■ Given instruction
Using the listing below, extract each line that has the word "号点火线圈总成" in it.

Records from a dataset
----

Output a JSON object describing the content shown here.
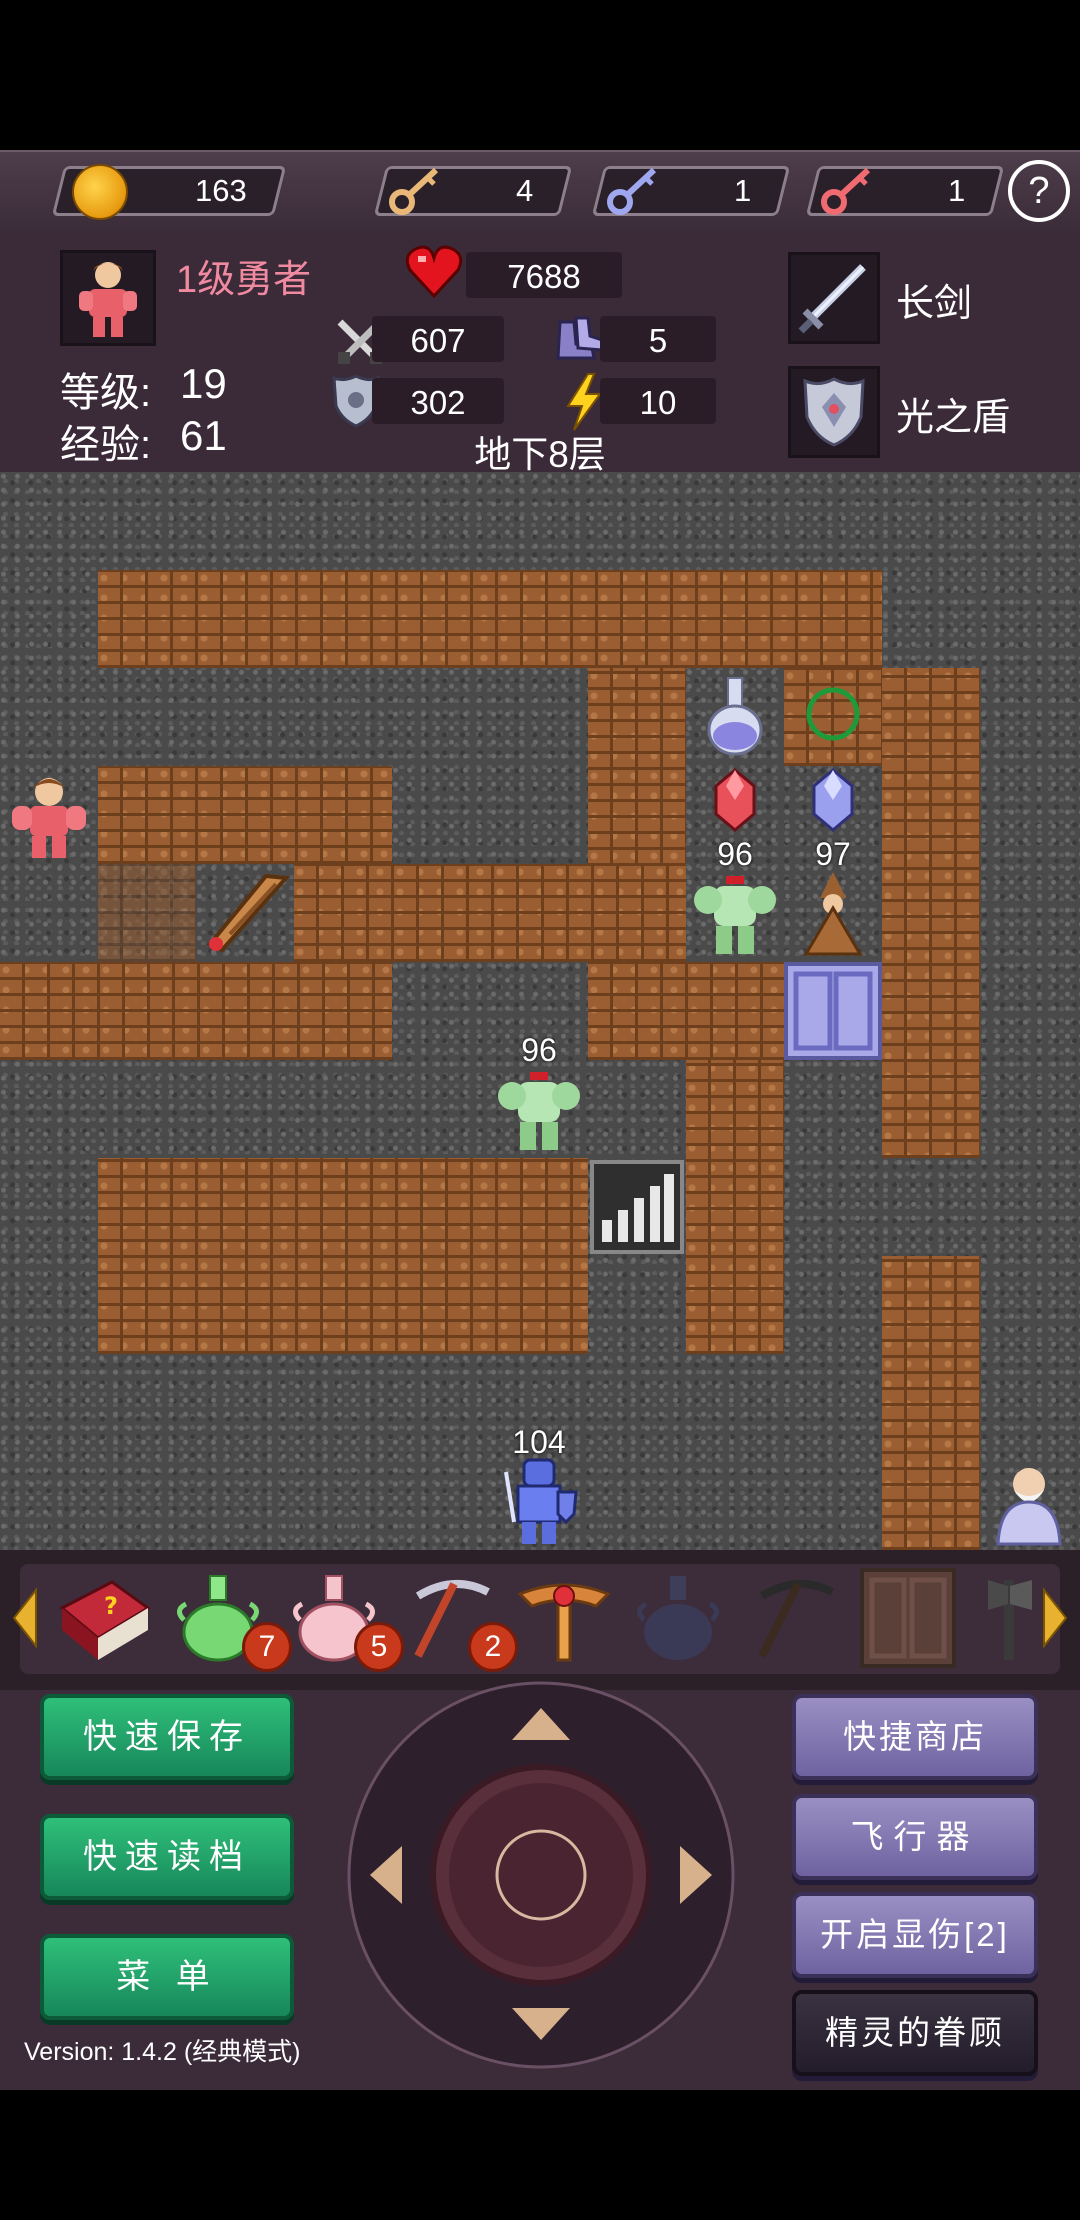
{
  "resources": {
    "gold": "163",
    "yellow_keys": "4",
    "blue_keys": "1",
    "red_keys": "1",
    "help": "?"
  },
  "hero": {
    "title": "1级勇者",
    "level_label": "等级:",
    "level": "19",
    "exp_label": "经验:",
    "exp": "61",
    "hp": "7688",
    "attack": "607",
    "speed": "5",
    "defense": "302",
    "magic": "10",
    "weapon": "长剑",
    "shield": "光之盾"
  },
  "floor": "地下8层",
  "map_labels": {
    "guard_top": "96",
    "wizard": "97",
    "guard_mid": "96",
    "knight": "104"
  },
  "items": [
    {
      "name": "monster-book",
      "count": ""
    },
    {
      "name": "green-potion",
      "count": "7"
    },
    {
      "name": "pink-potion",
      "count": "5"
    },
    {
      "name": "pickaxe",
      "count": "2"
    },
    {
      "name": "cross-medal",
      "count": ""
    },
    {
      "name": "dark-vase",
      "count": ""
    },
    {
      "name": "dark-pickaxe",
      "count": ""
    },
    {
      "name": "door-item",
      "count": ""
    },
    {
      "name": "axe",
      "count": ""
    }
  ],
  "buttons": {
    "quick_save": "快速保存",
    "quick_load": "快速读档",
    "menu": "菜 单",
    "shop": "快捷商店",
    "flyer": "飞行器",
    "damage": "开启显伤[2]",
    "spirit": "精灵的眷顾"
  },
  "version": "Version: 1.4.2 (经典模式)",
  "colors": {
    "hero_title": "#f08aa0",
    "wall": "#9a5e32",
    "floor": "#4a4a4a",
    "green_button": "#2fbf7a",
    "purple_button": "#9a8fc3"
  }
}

----

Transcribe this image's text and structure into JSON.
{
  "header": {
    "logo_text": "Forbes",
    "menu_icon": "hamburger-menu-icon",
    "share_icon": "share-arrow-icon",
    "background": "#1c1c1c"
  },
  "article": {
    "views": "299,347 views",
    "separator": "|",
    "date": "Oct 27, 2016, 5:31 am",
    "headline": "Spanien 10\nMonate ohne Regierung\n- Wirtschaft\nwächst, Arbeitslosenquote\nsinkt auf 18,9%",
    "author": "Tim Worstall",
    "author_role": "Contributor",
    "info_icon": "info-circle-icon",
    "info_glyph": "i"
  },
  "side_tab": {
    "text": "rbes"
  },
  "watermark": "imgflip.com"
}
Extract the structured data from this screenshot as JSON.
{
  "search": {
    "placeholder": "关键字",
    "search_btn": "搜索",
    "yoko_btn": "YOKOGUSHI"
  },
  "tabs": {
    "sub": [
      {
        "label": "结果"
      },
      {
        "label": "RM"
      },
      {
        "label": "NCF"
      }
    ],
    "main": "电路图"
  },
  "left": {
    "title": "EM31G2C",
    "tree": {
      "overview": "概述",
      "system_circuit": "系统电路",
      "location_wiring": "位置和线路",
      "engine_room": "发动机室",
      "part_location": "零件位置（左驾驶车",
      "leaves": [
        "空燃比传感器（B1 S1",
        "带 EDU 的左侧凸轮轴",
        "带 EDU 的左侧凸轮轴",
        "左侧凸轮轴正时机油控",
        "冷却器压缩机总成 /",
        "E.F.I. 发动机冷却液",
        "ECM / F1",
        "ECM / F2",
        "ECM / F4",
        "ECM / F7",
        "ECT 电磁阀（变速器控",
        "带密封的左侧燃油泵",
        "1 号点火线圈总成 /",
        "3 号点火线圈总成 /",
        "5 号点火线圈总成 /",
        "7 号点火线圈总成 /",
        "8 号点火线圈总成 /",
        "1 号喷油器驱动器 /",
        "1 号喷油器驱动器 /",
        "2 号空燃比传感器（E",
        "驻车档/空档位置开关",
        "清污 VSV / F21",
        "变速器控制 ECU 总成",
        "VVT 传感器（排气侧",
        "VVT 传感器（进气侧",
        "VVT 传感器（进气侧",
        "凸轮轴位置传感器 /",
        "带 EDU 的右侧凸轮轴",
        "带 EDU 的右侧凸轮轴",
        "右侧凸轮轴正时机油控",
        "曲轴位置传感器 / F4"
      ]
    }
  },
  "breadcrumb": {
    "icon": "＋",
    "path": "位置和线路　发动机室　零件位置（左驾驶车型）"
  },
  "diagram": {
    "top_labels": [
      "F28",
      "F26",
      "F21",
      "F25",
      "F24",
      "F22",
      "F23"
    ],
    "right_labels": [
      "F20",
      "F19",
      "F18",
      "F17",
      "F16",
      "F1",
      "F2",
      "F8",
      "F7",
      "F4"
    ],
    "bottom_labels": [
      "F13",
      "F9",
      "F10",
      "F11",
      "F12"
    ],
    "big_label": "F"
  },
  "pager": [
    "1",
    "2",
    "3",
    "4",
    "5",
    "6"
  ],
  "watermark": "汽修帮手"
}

----

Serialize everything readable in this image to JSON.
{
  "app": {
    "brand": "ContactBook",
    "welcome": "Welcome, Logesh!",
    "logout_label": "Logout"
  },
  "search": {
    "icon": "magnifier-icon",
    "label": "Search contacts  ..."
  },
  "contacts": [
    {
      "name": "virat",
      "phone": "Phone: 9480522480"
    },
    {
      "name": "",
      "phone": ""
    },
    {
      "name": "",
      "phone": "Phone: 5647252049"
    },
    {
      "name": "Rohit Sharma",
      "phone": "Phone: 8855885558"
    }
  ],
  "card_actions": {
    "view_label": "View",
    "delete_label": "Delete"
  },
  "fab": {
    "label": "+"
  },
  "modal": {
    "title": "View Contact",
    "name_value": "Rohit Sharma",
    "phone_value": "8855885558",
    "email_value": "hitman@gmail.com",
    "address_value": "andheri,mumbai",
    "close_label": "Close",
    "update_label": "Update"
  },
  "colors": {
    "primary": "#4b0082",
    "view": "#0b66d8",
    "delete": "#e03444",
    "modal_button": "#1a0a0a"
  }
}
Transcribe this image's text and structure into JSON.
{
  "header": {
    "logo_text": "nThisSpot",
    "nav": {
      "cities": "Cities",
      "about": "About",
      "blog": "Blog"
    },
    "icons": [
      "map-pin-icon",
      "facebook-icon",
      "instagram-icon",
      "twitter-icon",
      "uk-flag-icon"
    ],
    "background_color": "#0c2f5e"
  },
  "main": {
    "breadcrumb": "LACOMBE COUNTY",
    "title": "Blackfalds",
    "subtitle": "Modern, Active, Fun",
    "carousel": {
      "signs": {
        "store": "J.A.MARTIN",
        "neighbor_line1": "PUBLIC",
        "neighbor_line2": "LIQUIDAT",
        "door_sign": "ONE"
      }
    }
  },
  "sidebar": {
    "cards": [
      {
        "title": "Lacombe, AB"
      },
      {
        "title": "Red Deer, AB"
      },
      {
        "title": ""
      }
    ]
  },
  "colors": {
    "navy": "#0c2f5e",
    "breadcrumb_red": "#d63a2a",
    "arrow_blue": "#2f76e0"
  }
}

----

■ Response to this exercise
        "1 号点火线圈总成 /",
        "3 号点火线圈总成 /",
        "5 号点火线圈总成 /",
        "7 号点火线圈总成 /",
        "8 号点火线圈总成 /",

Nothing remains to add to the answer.